#### Task details
Set down exactly the lines that run from the line with "Output a JSON" to the end of the data, and nothing else.

═════ Source material

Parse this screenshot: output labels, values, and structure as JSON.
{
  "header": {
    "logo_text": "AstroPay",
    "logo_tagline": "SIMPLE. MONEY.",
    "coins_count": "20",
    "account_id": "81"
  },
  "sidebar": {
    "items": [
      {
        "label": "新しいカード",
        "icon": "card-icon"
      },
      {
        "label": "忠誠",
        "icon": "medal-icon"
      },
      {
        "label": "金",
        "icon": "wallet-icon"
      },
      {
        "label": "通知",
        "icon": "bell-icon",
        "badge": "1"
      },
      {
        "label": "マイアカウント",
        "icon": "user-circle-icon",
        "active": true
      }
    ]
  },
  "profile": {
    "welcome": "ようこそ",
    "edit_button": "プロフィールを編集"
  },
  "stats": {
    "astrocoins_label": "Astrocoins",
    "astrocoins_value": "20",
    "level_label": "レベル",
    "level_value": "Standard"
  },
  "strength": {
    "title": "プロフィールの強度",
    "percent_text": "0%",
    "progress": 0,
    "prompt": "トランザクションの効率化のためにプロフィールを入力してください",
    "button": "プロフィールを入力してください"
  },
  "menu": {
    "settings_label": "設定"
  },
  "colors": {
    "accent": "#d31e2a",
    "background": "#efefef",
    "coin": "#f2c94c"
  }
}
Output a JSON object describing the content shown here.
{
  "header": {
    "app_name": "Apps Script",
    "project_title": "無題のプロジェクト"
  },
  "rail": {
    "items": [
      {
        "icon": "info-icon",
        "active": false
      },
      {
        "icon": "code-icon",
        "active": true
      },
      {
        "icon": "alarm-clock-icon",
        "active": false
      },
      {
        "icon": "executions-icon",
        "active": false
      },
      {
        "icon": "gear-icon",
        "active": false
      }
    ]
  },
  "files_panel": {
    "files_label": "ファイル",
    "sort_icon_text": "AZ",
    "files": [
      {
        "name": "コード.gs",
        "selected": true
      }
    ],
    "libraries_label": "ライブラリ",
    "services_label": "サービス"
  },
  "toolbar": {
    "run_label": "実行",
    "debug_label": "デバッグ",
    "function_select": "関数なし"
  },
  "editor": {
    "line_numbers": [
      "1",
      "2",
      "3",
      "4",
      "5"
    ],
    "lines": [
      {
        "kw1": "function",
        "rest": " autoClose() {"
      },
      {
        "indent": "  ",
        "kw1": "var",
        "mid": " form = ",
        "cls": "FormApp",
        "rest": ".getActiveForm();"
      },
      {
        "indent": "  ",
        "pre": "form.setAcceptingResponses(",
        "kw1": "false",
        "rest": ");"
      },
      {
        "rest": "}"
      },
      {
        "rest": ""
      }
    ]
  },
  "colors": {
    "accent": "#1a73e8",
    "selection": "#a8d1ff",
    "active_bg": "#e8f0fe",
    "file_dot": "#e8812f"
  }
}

══════════

#### The response
Output a JSON object describing the content shown here.
{
  "header": {
    "app_name": "Apps Script",
    "project_title": "無題のプロジェクト"
  },
  "rail": {
    "items": [
      {
        "icon": "info-icon",
        "active": false
      },
      {
        "icon": "code-icon",
        "active": true
      },
      {
        "icon": "alarm-clock-icon",
        "active": false
      },
      {
        "icon": "executions-icon",
        "active": false
      },
      {
        "icon": "gear-icon",
        "active": false
      }
    ]
  },
  "files_panel": {
    "files_label": "ファイル",
    "sort_icon_text": "AZ",
    "files": [
      {
        "name": "コード.gs",
        "selected": true
      }
    ],
    "libraries_label": "ライブラリ",
    "services_label": "サービス"
  },
  "toolbar": {
    "run_label": "実行",
    "debug_label": "デバッグ",
    "function_select": "関数なし"
  },
  "editor": {
    "line_numbers": [
      "1",
      "2",
      "3",
      "4",
      "5"
    ],
    "lines": [
      {
        "kw1": "function",
        "rest": " autoClose() {"
      },
      {
        "indent": "  ",
        "kw1": "var",
        "mid": " form = ",
        "cls": "FormApp",
        "rest": ".getActiveForm();"
      },
      {
        "indent": "  ",
        "pre": "form.setAcceptingResponses(",
        "kw1": "false",
        "rest": ");"
      },
      {
        "rest": "}"
      },
      {
        "rest": ""
      }
    ]
  },
  "colors": {
    "accent": "#1a73e8",
    "selection": "#a8d1ff",
    "active_bg": "#e8f0fe",
    "file_dot": "#e8812f"
  }
}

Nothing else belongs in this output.